■ INSTRUCTIONS TO FOLLOW:
Transcribe all the entries word for word, omitting any pictures they contain.

Extracted records
[start]
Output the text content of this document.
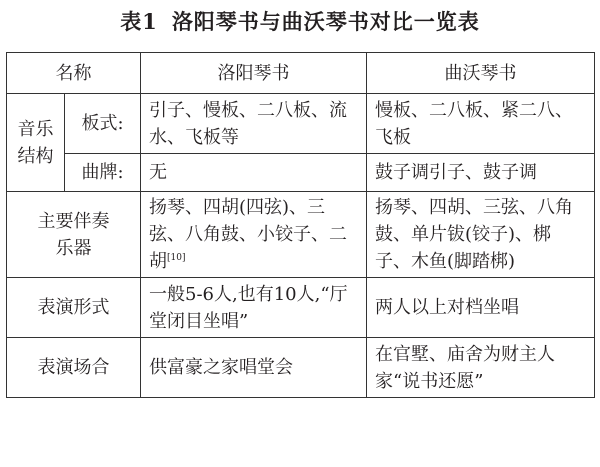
表1 洛阳琴书与曲沃琴书对比一览表
名称		洛阳琴书	曲沃琴书

音乐
结构	板式:	引子、慢板、二八板、流水、飞板等	慢板、二八板、紧二八、飞板
	曲牌:	无	鼓子调引子、鼓子调

主要伴奏
乐器		扬琴、四胡(四弦)、三弦、八角鼓、小铰子、二胡[10]	扬琴、四胡、三弦、八角鼓、单片钹(铰子)、梆子、木鱼(脚踏梆)
表演形式		一般5-6人,也有10人,“厅堂闭目坐唱”	两人以上对档坐唱
表演场合		供富豪之家唱堂会	在官墅、庙舍为财主人家“说书还愿”
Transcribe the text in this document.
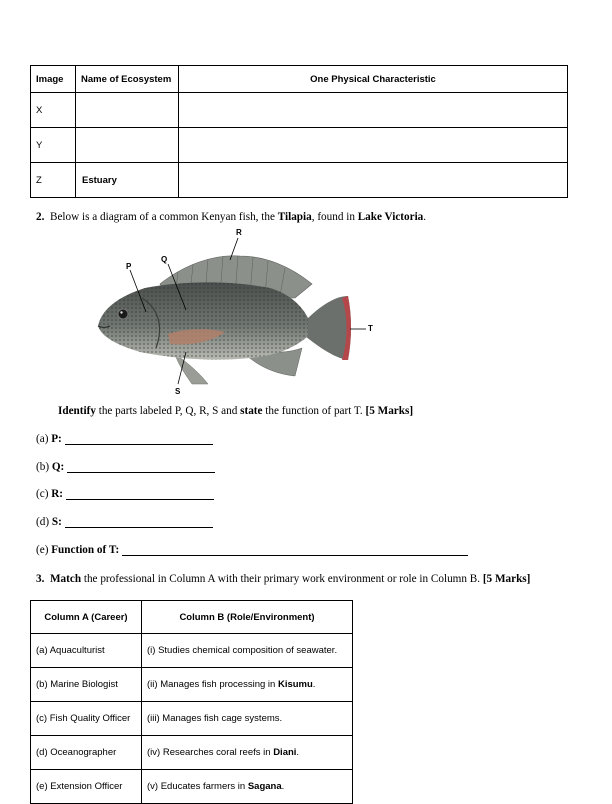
Image	Name of Ecosystem	One Physical Characteristic
X		
Y		
Z	Estuary	
2. Below is a diagram of a common Kenyan fish, the Tilapia, found in Lake Victoria.
P
Q
R
S
T
Identify the parts labeled P, Q, R, S and state the function of part T. [5 Marks]
(a) P:
(b) Q:
(c) R:
(d) S:
(e) Function of T:
3. Match the professional in Column A with their primary work environment or role in Column B. [5 Marks]
Column A (Career)	Column B (Role/Environment)
(a) Aquaculturist	(i) Studies chemical composition of seawater.
(b) Marine Biologist	(ii) Manages fish processing in Kisumu.
(c) Fish Quality Officer	(iii) Manages fish cage systems.
(d) Oceanographer	(iv) Researches coral reefs in Diani.
(e) Extension Officer	(v) Educates farmers in Sagana.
[end]
■ RESULT OF THIS TASK:
Output the text content of this document.
表1 洛阳琴书与曲沃琴书对比一览表
名称		洛阳琴书	曲沃琴书

音乐
结构	板式:	引子、慢板、二八板、流水、飞板等	慢板、二八板、紧二八、飞板
	曲牌:	无	鼓子调引子、鼓子调

主要伴奏
乐器		扬琴、四胡(四弦)、三弦、八角鼓、小铰子、二胡[10]	扬琴、四胡、三弦、八角鼓、单片钹(铰子)、梆子、木鱼(脚踏梆)
表演形式		一般5-6人,也有10人,“厅堂闭目坐唱”	两人以上对档坐唱
表演场合		供富豪之家唱堂会	在官墅、庙舍为财主人家“说书还愿”
Transcribe the text in this document.
Image	Name of Ecosystem	One Physical Characteristic
X		
Y		
Z	Estuary	
2. Below is a diagram of a common Kenyan fish, the Tilapia, found in Lake Victoria.
P
Q
R
S
T
Identify the parts labeled P, Q, R, S and state the function of part T. [5 Marks]
(a) P:
(b) Q:
(c) R:
(d) S:
(e) Function of T:
3. Match the professional in Column A with their primary work environment or role in Column B. [5 Marks]
Column A (Career)	Column B (Role/Environment)
(a) Aquaculturist	(i) Studies chemical composition of seawater.
(b) Marine Biologist	(ii) Manages fish processing in Kisumu.
(c) Fish Quality Officer	(iii) Manages fish cage systems.
(d) Oceanographer	(iv) Researches coral reefs in Diani.
(e) Extension Officer	(v) Educates farmers in Sagana.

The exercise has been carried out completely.